-- BEGIN --

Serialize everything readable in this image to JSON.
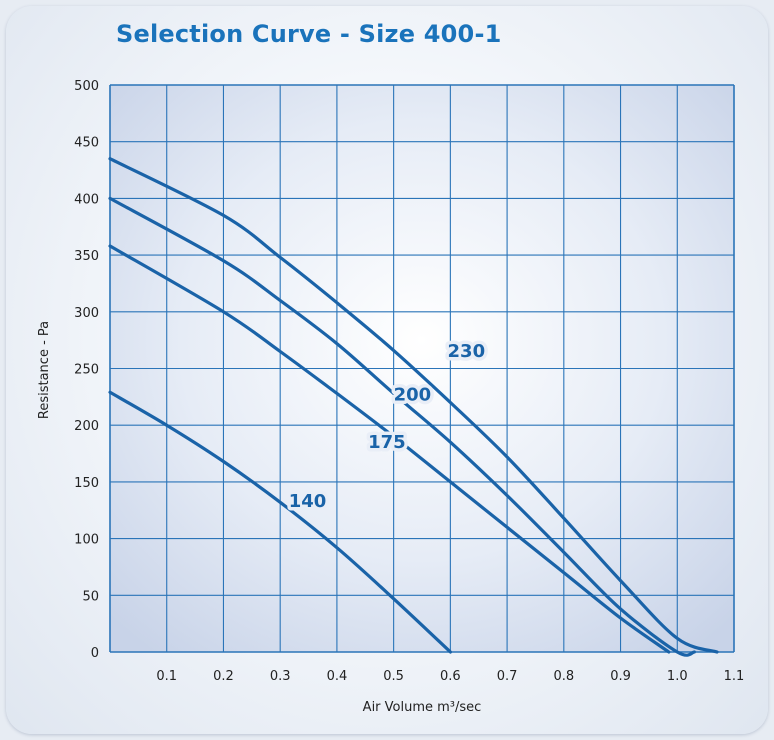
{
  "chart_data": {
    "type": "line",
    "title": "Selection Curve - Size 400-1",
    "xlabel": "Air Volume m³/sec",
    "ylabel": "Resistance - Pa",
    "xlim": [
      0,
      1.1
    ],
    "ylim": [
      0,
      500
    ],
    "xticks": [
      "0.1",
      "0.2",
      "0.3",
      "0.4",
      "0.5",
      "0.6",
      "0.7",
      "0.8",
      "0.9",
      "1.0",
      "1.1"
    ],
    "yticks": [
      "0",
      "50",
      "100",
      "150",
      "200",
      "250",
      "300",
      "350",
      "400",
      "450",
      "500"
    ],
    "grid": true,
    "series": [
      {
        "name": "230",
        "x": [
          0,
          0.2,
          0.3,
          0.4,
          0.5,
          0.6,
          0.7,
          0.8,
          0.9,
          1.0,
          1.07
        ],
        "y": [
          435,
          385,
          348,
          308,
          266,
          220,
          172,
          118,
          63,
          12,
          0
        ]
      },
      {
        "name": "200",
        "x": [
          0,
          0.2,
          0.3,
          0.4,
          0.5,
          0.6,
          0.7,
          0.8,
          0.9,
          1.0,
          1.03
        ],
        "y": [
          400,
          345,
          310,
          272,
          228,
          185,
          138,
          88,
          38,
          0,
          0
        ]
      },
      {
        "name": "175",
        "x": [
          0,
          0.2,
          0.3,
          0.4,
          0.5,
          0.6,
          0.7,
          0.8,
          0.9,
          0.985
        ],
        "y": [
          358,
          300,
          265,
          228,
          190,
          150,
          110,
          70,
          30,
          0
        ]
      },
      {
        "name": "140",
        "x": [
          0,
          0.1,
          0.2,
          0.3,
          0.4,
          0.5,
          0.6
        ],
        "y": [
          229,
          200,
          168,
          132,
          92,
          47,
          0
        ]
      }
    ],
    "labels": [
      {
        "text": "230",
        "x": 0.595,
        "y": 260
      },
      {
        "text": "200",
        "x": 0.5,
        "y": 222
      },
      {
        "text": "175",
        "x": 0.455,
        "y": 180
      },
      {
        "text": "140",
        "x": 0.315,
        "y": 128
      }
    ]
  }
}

-- END --

WHAT YOU HAVE TO DO:
The records above must be echoed exactly, minus their pictures.

SOLUTION BELOW:
Serialize everything readable in this image to JSON.
{
  "chart_data": {
    "type": "line",
    "title": "Selection Curve - Size 400-1",
    "xlabel": "Air Volume m³/sec",
    "ylabel": "Resistance - Pa",
    "xlim": [
      0,
      1.1
    ],
    "ylim": [
      0,
      500
    ],
    "xticks": [
      "0.1",
      "0.2",
      "0.3",
      "0.4",
      "0.5",
      "0.6",
      "0.7",
      "0.8",
      "0.9",
      "1.0",
      "1.1"
    ],
    "yticks": [
      "0",
      "50",
      "100",
      "150",
      "200",
      "250",
      "300",
      "350",
      "400",
      "450",
      "500"
    ],
    "grid": true,
    "series": [
      {
        "name": "230",
        "x": [
          0,
          0.2,
          0.3,
          0.4,
          0.5,
          0.6,
          0.7,
          0.8,
          0.9,
          1.0,
          1.07
        ],
        "y": [
          435,
          385,
          348,
          308,
          266,
          220,
          172,
          118,
          63,
          12,
          0
        ]
      },
      {
        "name": "200",
        "x": [
          0,
          0.2,
          0.3,
          0.4,
          0.5,
          0.6,
          0.7,
          0.8,
          0.9,
          1.0,
          1.03
        ],
        "y": [
          400,
          345,
          310,
          272,
          228,
          185,
          138,
          88,
          38,
          0,
          0
        ]
      },
      {
        "name": "175",
        "x": [
          0,
          0.2,
          0.3,
          0.4,
          0.5,
          0.6,
          0.7,
          0.8,
          0.9,
          0.985
        ],
        "y": [
          358,
          300,
          265,
          228,
          190,
          150,
          110,
          70,
          30,
          0
        ]
      },
      {
        "name": "140",
        "x": [
          0,
          0.1,
          0.2,
          0.3,
          0.4,
          0.5,
          0.6
        ],
        "y": [
          229,
          200,
          168,
          132,
          92,
          47,
          0
        ]
      }
    ],
    "labels": [
      {
        "text": "230",
        "x": 0.595,
        "y": 260
      },
      {
        "text": "200",
        "x": 0.5,
        "y": 222
      },
      {
        "text": "175",
        "x": 0.455,
        "y": 180
      },
      {
        "text": "140",
        "x": 0.315,
        "y": 128
      }
    ]
  }
}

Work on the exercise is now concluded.